__To be done__: Take each line containing "reflux" and report it exactly as written.

__Data in this exercise__:
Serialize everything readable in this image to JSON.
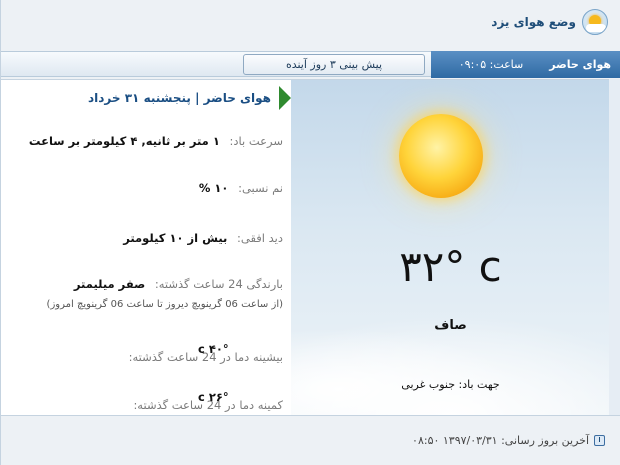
{
  "header": {
    "title": "وضع هوای یزد",
    "logo_icon": "sun-cloud-icon"
  },
  "tabs": {
    "current_label": "هوای حاضر",
    "time_label": "ساعت:",
    "time_value": "۰۹:۰۵",
    "forecast_label": "پیش بینی ۳ روز آینده"
  },
  "details": {
    "date_heading": "هوای حاضر | پنجشنبه ۳۱ خرداد",
    "wind_speed_label": "سرعت باد:",
    "wind_speed_value": "۱ متر بر ثانیه, ۴ کیلومتر بر ساعت",
    "humidity_label": "نم نسبی:",
    "humidity_value": "۱۰ %",
    "visibility_label": "دید افقی:",
    "visibility_value": "بیش از ۱۰ کیلومتر",
    "rain_label": "بارندگی 24 ساعت گذشته:",
    "rain_value": "صفر میلیمتر",
    "rain_note": "(از ساعت 06 گرینویچ دیروز تا ساعت 06 گرینویچ امروز)",
    "max_temp_label": "بیشینه دما در 24 ساعت گذشته:",
    "max_temp_value": "۴۰° c",
    "min_temp_label": "کمینه دما در 24 ساعت گذشته:",
    "min_temp_value": "۲۶° c"
  },
  "current": {
    "temperature": "۳۲° c",
    "condition": "صاف",
    "wind_direction": "جهت باد: جنوب غربی",
    "icon": "sun-icon"
  },
  "footer": {
    "last_update": "آخرین بروز رسانی: ۱۳۹۷/۰۳/۳۱ ۰۸:۵۰",
    "icon": "clock-icon"
  },
  "colors": {
    "accent": "#2f6aa3",
    "title": "#1f4e79",
    "flag": "#2f8a2f"
  }
}
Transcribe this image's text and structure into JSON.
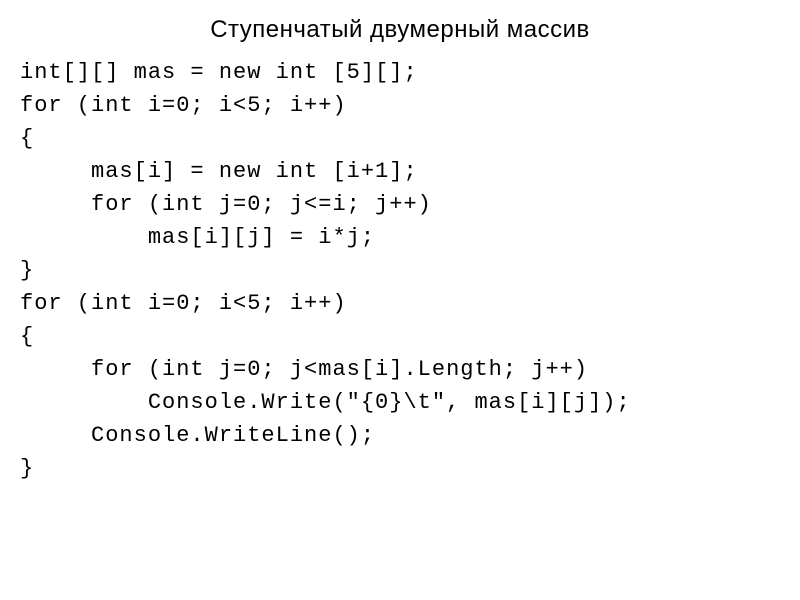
{
  "title": "Ступенчатый двумерный массив",
  "code": {
    "l1": "int[][] mas = new int [5][];",
    "l2": "",
    "l3": "for (int i=0; i<5; i++)",
    "l4": "{",
    "l5": "     mas[i] = new int [i+1];",
    "l6": "     for (int j=0; j<=i; j++)",
    "l7": "         mas[i][j] = i*j;",
    "l8": "}",
    "l9": "for (int i=0; i<5; i++)",
    "l10": "{",
    "l11": "     for (int j=0; j<mas[i].Length; j++)",
    "l12": "         Console.Write(\"{0}\\t\", mas[i][j]);",
    "l13": "     Console.WriteLine();",
    "l14": "}"
  }
}
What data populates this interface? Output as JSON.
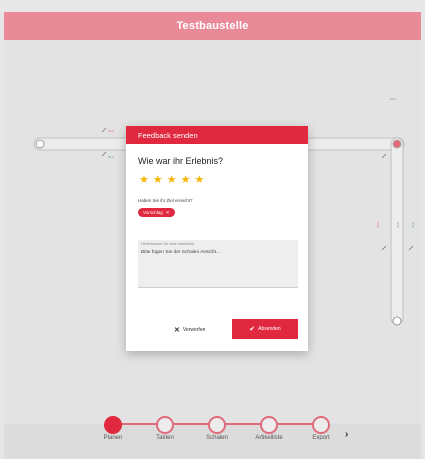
{
  "app": {
    "title": "Testbaustelle"
  },
  "colors": {
    "accent": "#e0293f",
    "header": "#e88a98",
    "star": "#f4b400"
  },
  "canvas": {
    "marks": [
      "30,6",
      "30,6",
      "24,0",
      "24,0",
      "24,0",
      "24,0"
    ]
  },
  "feedback_dialog": {
    "title": "Feedback senden",
    "question": "Wie war ihr Erlebnis?",
    "rating": 5,
    "rating_max": 5,
    "goal_question": "Haben Sie ihr Ziel erreicht?",
    "chip_label": "Vorschlag",
    "message_label": "Hinterlassen Sie eine Nachricht",
    "message_value": "Bitte fügen Sie der Schalen Ansicht...",
    "discard_label": "Verwerfen",
    "send_label": "Absenden",
    "discard_icon": "close-icon",
    "send_icon": "check-icon"
  },
  "stepper": {
    "steps": [
      {
        "label": "Planen",
        "active": true
      },
      {
        "label": "Takten",
        "active": false
      },
      {
        "label": "Schalen",
        "active": false
      },
      {
        "label": "Artikelliste",
        "active": false
      },
      {
        "label": "Export",
        "active": false
      }
    ],
    "next_icon": "chevron-right-icon"
  }
}
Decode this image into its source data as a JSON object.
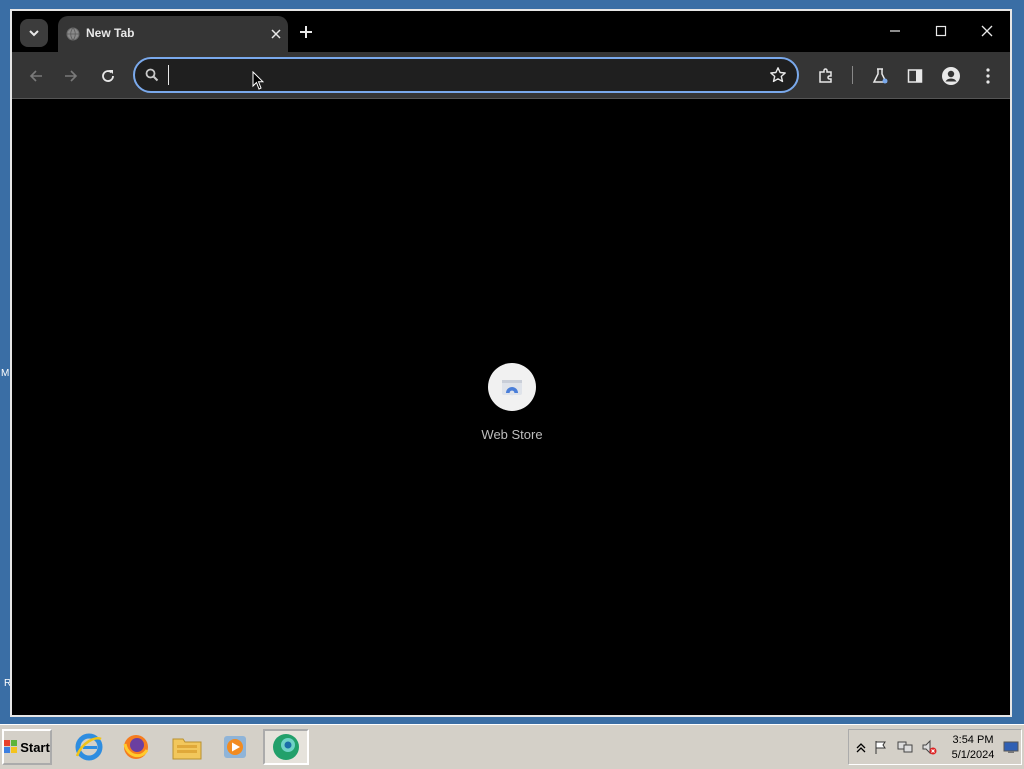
{
  "desktop": {
    "left_fragment_1": "M",
    "left_fragment_2": "R"
  },
  "browser": {
    "tab": {
      "title": "New Tab"
    },
    "omnibox": {
      "value": "",
      "placeholder": ""
    },
    "shortcuts": [
      {
        "label": "Web Store"
      }
    ]
  },
  "taskbar": {
    "start_label": "Start",
    "apps": [
      "internet-explorer",
      "firefox",
      "file-explorer",
      "media-player",
      "chrome"
    ],
    "clock": {
      "time": "3:54 PM",
      "date": "5/1/2024"
    }
  },
  "colors": {
    "accent": "#7aa9ec",
    "toolbar": "#353535",
    "content_bg": "#000000",
    "desktop": "#3a6ea5"
  }
}
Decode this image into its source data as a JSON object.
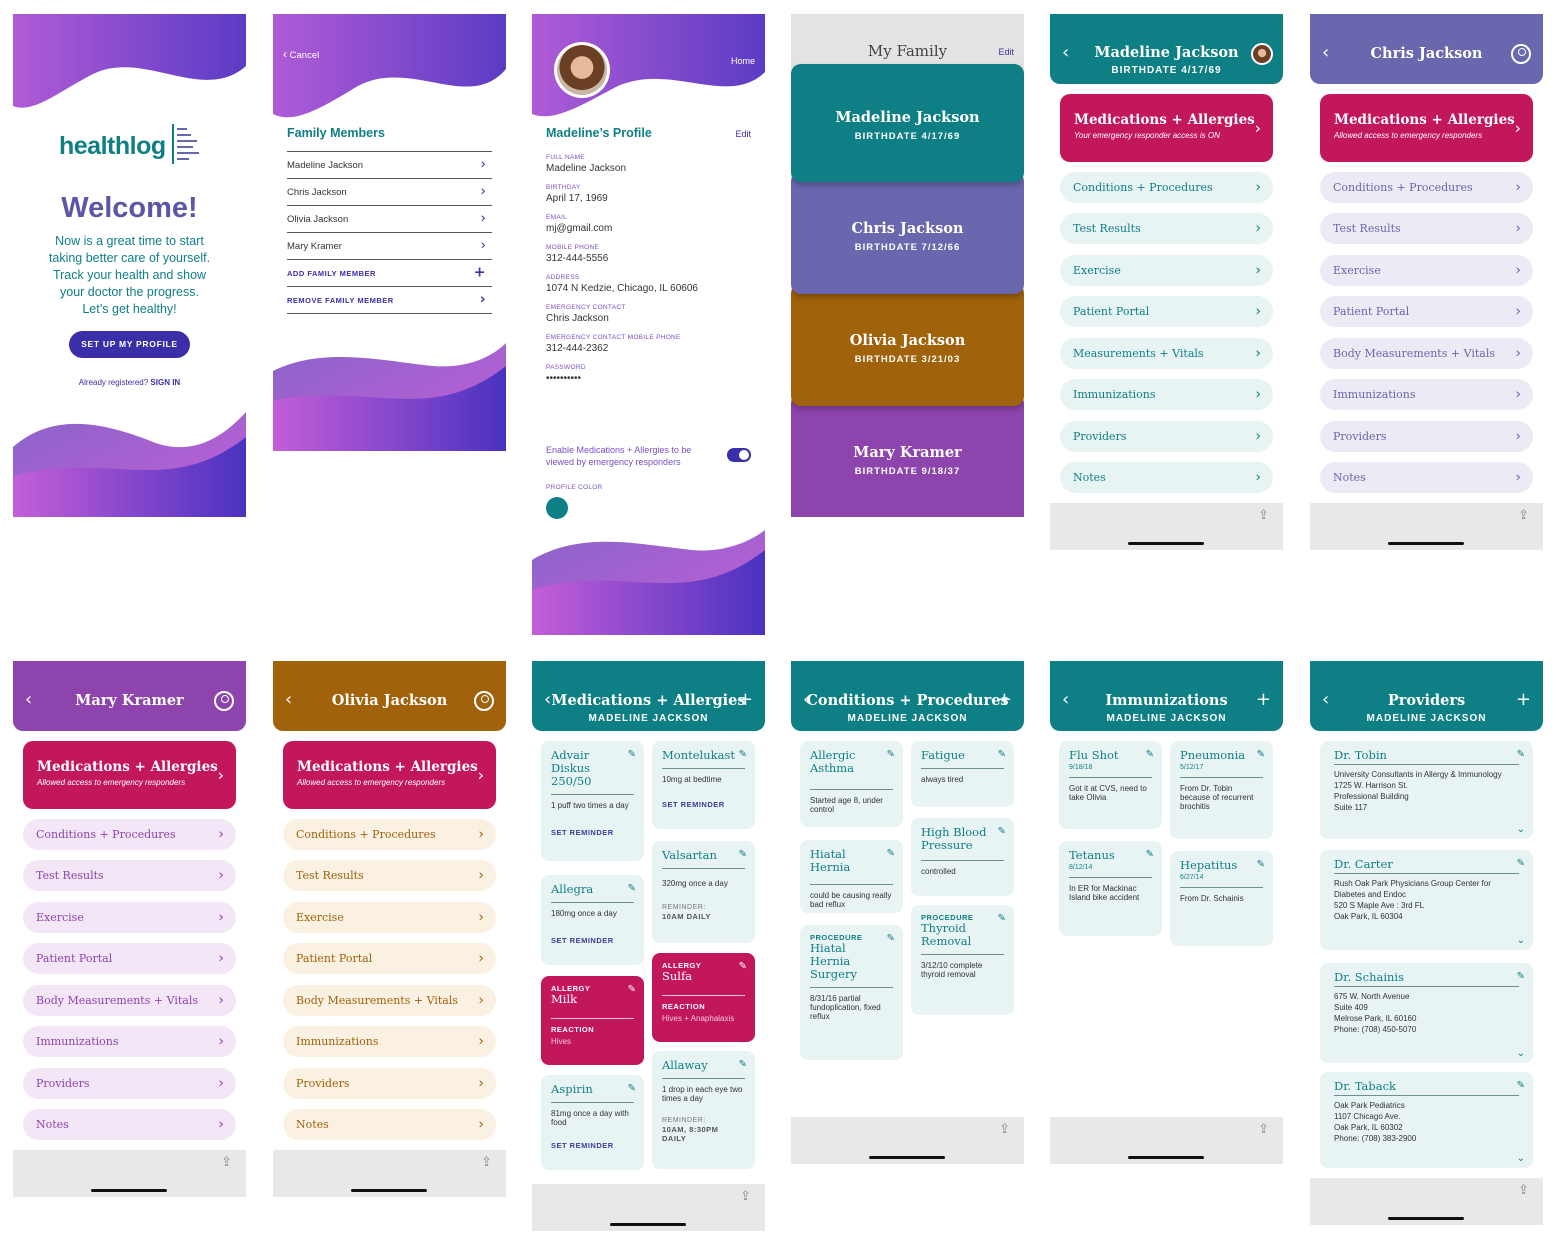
{
  "welcome": {
    "logo": "healthlog",
    "title": "Welcome!",
    "lines": [
      "Now is a great time to start",
      "taking better care of yourself.",
      "Track your health and show",
      "your doctor the progress.",
      "Let’s get healthy!"
    ],
    "button": "SET UP MY PROFILE",
    "already": "Already registered?",
    "signin": "SIGN IN"
  },
  "family_members": {
    "cancel": "Cancel",
    "heading": "Family Members",
    "members": [
      "Madeline Jackson",
      "Chris Jackson",
      "Olivia Jackson",
      "Mary Kramer"
    ],
    "add": "ADD FAMILY MEMBER",
    "remove": "REMOVE FAMILY MEMBER"
  },
  "profile": {
    "home": "Home",
    "title": "Madeline’s Profile",
    "edit": "Edit",
    "fields": [
      {
        "label": "FULL NAME",
        "value": "Madeline Jackson"
      },
      {
        "label": "BIRTHDAY",
        "value": "April 17, 1969"
      },
      {
        "label": "EMAIL",
        "value": "mj@gmail.com"
      },
      {
        "label": "MOBILE PHONE",
        "value": "312-444-5556"
      },
      {
        "label": "ADDRESS",
        "value": "1074  N Kedzie, Chicago, IL 60606"
      },
      {
        "label": "EMERGENCY CONTACT",
        "value": "Chris Jackson"
      },
      {
        "label": "EMERGENCY CONTACT MOBILE PHONE",
        "value": "312-444-2362"
      },
      {
        "label": "PASSWORD",
        "value": "••••••••••"
      }
    ],
    "toggle_label": "Enable Medications + Allergies to be viewed by emergency responders",
    "color_label": "PROFILE COLOR",
    "profile_color": "#0f7f86"
  },
  "my_family": {
    "title": "My Family",
    "edit": "Edit",
    "members": [
      {
        "name": "Madeline Jackson",
        "bd": "BIRTHDATE 4/17/69",
        "color": "#0f7f86"
      },
      {
        "name": "Chris Jackson",
        "bd": "BIRTHDATE 7/12/66",
        "color": "#6967ad"
      },
      {
        "name": "Olivia Jackson",
        "bd": "BIRTHDATE 3/21/03",
        "color": "#a0620a"
      },
      {
        "name": "Mary Kramer",
        "bd": "BIRTHDATE 9/18/37",
        "color": "#8e44ad"
      }
    ]
  },
  "dash_madeline": {
    "name": "Madeline Jackson",
    "sub": "BIRTHDATE 4/17/69",
    "ma": "Medications + Allergies",
    "ma_sub": "Your emergency responder access is ON",
    "items": [
      "Conditions + Procedures",
      "Test Results",
      "Exercise",
      "Patient Portal",
      "Measurements + Vitals",
      "Immunizations",
      "Providers",
      "Notes"
    ]
  },
  "dash_chris": {
    "name": "Chris Jackson",
    "ma": "Medications + Allergies",
    "ma_sub": "Allowed access to emergency responders",
    "items": [
      "Conditions + Procedures",
      "Test Results",
      "Exercise",
      "Patient Portal",
      "Body Measurements + Vitals",
      "Immunizations",
      "Providers",
      "Notes"
    ]
  },
  "dash_mary": {
    "name": "Mary Kramer",
    "ma": "Medications + Allergies",
    "ma_sub": "Allowed access to emergency responders",
    "items": [
      "Conditions + Procedures",
      "Test Results",
      "Exercise",
      "Patient Portal",
      "Body Measurements + Vitals",
      "Immunizations",
      "Providers",
      "Notes"
    ]
  },
  "dash_olivia": {
    "name": "Olivia Jackson",
    "ma": "Medications + Allergies",
    "ma_sub": "Allowed access to emergency responders",
    "items": [
      "Conditions + Procedures",
      "Test Results",
      "Exercise",
      "Patient Portal",
      "Body Measurements + Vitals",
      "Immunizations",
      "Providers",
      "Notes"
    ]
  },
  "meds": {
    "title": "Medications + Allergies",
    "sub": "MADELINE JACKSON",
    "advair": {
      "name": "Advair Diskus 250/50",
      "dose": "1 puff two times a day",
      "rem": "SET REMINDER"
    },
    "allegra": {
      "name": "Allegra",
      "dose": "180mg once a day",
      "rem": "SET REMINDER"
    },
    "milk": {
      "tag": "ALLERGY",
      "name": "Milk",
      "rlabel": "REACTION",
      "reaction": "Hives"
    },
    "aspirin": {
      "name": "Aspirin",
      "dose": "81mg once a day with food",
      "rem": "SET REMINDER"
    },
    "montelukast": {
      "name": "Montelukast",
      "dose": "10mg at bedtime",
      "rem": "SET REMINDER"
    },
    "valsartan": {
      "name": "Valsartan",
      "dose": "320mg once a day",
      "rlabel": "REMINDER:",
      "rem": "10AM DAILY"
    },
    "sulfa": {
      "tag": "ALLERGY",
      "name": "Sulfa",
      "rlabel": "REACTION",
      "reaction": "Hives + Anaphalaxis"
    },
    "allaway": {
      "name": "Allaway",
      "dose": "1 drop in each eye two times a day",
      "rlabel": "REMINDER:",
      "rem": "10AM, 8:30PM DAILY"
    }
  },
  "conditions": {
    "title": "Conditions + Procedures",
    "sub": "MADELINE JACKSON",
    "asthma": {
      "name": "Allergic Asthma",
      "note": "Started age 8, under control"
    },
    "hernia": {
      "name": "Hiatal Hernia",
      "note": "could be causing really bad reflux"
    },
    "surgery": {
      "tag": "PROCEDURE",
      "name": "Hiatal Hernia Surgery",
      "note": "8/31/16 partial fundoplication, fixed reflux"
    },
    "fatigue": {
      "name": "Fatigue",
      "note": "always tired"
    },
    "hbp": {
      "name": "High Blood Pressure",
      "note": "controlled"
    },
    "thyroid": {
      "tag": "PROCEDURE",
      "name": "Thyroid Removal",
      "note": "3/12/10 complete thyroid removal"
    }
  },
  "immunizations": {
    "title": "Immunizations",
    "sub": "MADELINE JACKSON",
    "flu": {
      "name": "Flu Shot",
      "date": "9/18/18",
      "note": "Got it at CVS, need to take Olivia"
    },
    "tetanus": {
      "name": "Tetanus",
      "date": "8/12/14",
      "note": "In ER for Mackinac Island bike accident"
    },
    "pneumonia": {
      "name": "Pneumonia",
      "date": "5/12/17",
      "note": "From Dr. Tobin because of recurrent brochitis"
    },
    "hepatitus": {
      "name": "Hepatitus",
      "date": "6/27/14",
      "note": "From Dr. Schainis"
    }
  },
  "providers": {
    "title": "Providers",
    "sub": "MADELINE JACKSON",
    "list": [
      {
        "name": "Dr. Tobin",
        "lines": [
          "University Consultants in Allergy & Immunology",
          "1725 W. Harrison St.",
          "Professional Building",
          "Suite 117"
        ]
      },
      {
        "name": "Dr. Carter",
        "lines": [
          "Rush Oak Park Physicians Group Center for Diabetes and Endoc",
          "520 S Maple Ave : 3rd FL",
          "Oak Park, IL 60304"
        ]
      },
      {
        "name": "Dr. Schainis",
        "lines": [
          "675 W. North Avenue",
          "Suite 409",
          "Melrose Park, IL 60160",
          "Phone: (708) 450-5070"
        ]
      },
      {
        "name": "Dr. Taback",
        "lines": [
          "Oak Park Pediatrics",
          "1107 Chicago Ave.",
          "Oak Park, IL 60302",
          "Phone: (708) 383-2900"
        ]
      }
    ]
  },
  "colors": {
    "teal": "#0f7f86",
    "purple": "#6967ad",
    "orange": "#a0620a",
    "violet": "#8e44ad",
    "crimson": "#c2185b"
  },
  "icons": [
    "chevron-right-icon",
    "back-icon",
    "plus-icon",
    "pencil-icon",
    "share-icon",
    "user-icon",
    "chevron-down-icon"
  ]
}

__Written solution__:
      "note": "could be causing really bad reflux"
      "note": "8/31/16 partial fundoplication, fixed reflux"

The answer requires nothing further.